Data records
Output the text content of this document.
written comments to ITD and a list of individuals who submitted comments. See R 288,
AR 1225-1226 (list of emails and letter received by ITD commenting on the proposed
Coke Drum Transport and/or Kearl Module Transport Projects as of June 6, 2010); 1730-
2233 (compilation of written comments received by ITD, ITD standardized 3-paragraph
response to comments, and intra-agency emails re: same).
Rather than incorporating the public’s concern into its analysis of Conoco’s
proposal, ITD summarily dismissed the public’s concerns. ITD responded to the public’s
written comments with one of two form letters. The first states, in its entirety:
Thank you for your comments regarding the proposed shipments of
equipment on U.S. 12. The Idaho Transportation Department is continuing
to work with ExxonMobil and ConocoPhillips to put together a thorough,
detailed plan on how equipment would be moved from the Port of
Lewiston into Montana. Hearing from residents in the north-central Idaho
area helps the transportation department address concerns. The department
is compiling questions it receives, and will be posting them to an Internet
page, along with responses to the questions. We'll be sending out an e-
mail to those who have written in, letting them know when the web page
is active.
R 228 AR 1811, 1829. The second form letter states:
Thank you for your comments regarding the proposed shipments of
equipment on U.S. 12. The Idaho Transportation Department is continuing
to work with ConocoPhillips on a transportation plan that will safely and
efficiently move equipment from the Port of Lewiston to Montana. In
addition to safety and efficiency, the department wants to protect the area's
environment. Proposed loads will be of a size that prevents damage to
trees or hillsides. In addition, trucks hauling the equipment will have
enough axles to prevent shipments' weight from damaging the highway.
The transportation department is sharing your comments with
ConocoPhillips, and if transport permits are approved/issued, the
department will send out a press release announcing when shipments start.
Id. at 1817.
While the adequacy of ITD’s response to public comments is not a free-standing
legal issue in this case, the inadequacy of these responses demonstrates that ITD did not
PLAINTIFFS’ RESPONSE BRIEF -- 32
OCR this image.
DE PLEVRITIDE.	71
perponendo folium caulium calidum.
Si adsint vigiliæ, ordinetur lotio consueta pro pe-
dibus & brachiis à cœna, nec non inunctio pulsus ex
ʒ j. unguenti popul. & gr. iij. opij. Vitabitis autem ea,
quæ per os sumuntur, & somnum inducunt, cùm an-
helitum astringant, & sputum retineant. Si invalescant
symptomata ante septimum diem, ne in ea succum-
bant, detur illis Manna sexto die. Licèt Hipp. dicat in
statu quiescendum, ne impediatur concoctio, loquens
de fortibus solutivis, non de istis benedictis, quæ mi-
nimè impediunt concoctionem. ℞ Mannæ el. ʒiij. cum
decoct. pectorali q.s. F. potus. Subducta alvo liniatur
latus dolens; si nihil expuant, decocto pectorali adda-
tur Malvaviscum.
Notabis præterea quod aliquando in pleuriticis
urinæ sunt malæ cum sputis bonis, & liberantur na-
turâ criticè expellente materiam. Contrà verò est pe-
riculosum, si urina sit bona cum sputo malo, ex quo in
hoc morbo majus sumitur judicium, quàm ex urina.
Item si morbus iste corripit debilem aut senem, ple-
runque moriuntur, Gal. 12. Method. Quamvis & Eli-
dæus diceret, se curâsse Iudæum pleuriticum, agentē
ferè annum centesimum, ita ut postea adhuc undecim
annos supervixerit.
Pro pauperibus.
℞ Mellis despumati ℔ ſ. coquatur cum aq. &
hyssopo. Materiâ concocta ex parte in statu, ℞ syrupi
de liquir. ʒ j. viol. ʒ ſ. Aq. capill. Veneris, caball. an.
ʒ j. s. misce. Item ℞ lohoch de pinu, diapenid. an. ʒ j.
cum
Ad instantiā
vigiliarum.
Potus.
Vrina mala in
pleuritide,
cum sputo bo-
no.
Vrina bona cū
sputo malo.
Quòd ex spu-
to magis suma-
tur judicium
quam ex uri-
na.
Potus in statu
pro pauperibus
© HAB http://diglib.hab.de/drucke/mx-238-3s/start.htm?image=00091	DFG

(WORK TO COMPLETE):
Would you reproduce the material above in full, exactly as given?

(FULL SOLUTION):
Output the text content of this document.
written comments to ITD and a list of individuals who submitted comments. See R 288,
AR 1225-1226 (list of emails and letter received by ITD commenting on the proposed
Coke Drum Transport and/or Kearl Module Transport Projects as of June 6, 2010); 1730-
2233 (compilation of written comments received by ITD, ITD standardized 3-paragraph
response to comments, and intra-agency emails re: same).
Rather than incorporating the public’s concern into its analysis of Conoco’s
proposal, ITD summarily dismissed the public’s concerns. ITD responded to the public’s
written comments with one of two form letters. The first states, in its entirety:
Thank you for your comments regarding the proposed shipments of
equipment on U.S. 12. The Idaho Transportation Department is continuing
to work with ExxonMobil and ConocoPhillips to put together a thorough,
detailed plan on how equipment would be moved from the Port of
Lewiston into Montana. Hearing from residents in the north-central Idaho
area helps the transportation department address concerns. The department
is compiling questions it receives, and will be posting them to an Internet
page, along with responses to the questions. We'll be sending out an e-
mail to those who have written in, letting them know when the web page
is active.
R 228 AR 1811, 1829. The second form letter states:
Thank you for your comments regarding the proposed shipments of
equipment on U.S. 12. The Idaho Transportation Department is continuing
to work with ConocoPhillips on a transportation plan that will safely and
efficiently move equipment from the Port of Lewiston to Montana. In
addition to safety and efficiency, the department wants to protect the area's
environment. Proposed loads will be of a size that prevents damage to
trees or hillsides. In addition, trucks hauling the equipment will have
enough axles to prevent shipments' weight from damaging the highway.
The transportation department is sharing your comments with
ConocoPhillips, and if transport permits are approved/issued, the
department will send out a press release announcing when shipments start.
Id. at 1817.
While the adequacy of ITD’s response to public comments is not a free-standing
legal issue in this case, the inadequacy of these responses demonstrates that ITD did not
PLAINTIFFS’ RESPONSE BRIEF -- 32
OCR this image.
DE PLEVRITIDE.	71
perponendo folium caulium calidum.
Si adsint vigiliæ, ordinetur lotio consueta pro pe-
dibus & brachiis à cœna, nec non inunctio pulsus ex
ʒ j. unguenti popul. & gr. iij. opij. Vitabitis autem ea,
quæ per os sumuntur, & somnum inducunt, cùm an-
helitum astringant, & sputum retineant. Si invalescant
symptomata ante septimum diem, ne in ea succum-
bant, detur illis Manna sexto die. Licèt Hipp. dicat in
statu quiescendum, ne impediatur concoctio, loquens
de fortibus solutivis, non de istis benedictis, quæ mi-
nimè impediunt concoctionem. ℞ Mannæ el. ʒiij. cum
decoct. pectorali q.s. F. potus. Subducta alvo liniatur
latus dolens; si nihil expuant, decocto pectorali adda-
tur Malvaviscum.
Notabis præterea quod aliquando in pleuriticis
urinæ sunt malæ cum sputis bonis, & liberantur na-
turâ criticè expellente materiam. Contrà verò est pe-
riculosum, si urina sit bona cum sputo malo, ex quo in
hoc morbo majus sumitur judicium, quàm ex urina.
Item si morbus iste corripit debilem aut senem, ple-
runque moriuntur, Gal. 12. Method. Quamvis & Eli-
dæus diceret, se curâsse Iudæum pleuriticum, agentē
ferè annum centesimum, ita ut postea adhuc undecim
annos supervixerit.
Pro pauperibus.
℞ Mellis despumati ℔ ſ. coquatur cum aq. &
hyssopo. Materiâ concocta ex parte in statu, ℞ syrupi
de liquir. ʒ j. viol. ʒ ſ. Aq. capill. Veneris, caball. an.
ʒ j. s. misce. Item ℞ lohoch de pinu, diapenid. an. ʒ j.
cum
Ad instantiā
vigiliarum.
Potus.
Vrina mala in
pleuritide,
cum sputo bo-
no.
Vrina bona cū
sputo malo.
Quòd ex spu-
to magis suma-
tur judicium
quam ex uri-
na.
Potus in statu
pro pauperibus
© HAB http://diglib.hab.de/drucke/mx-238-3s/start.htm?image=00091	DFG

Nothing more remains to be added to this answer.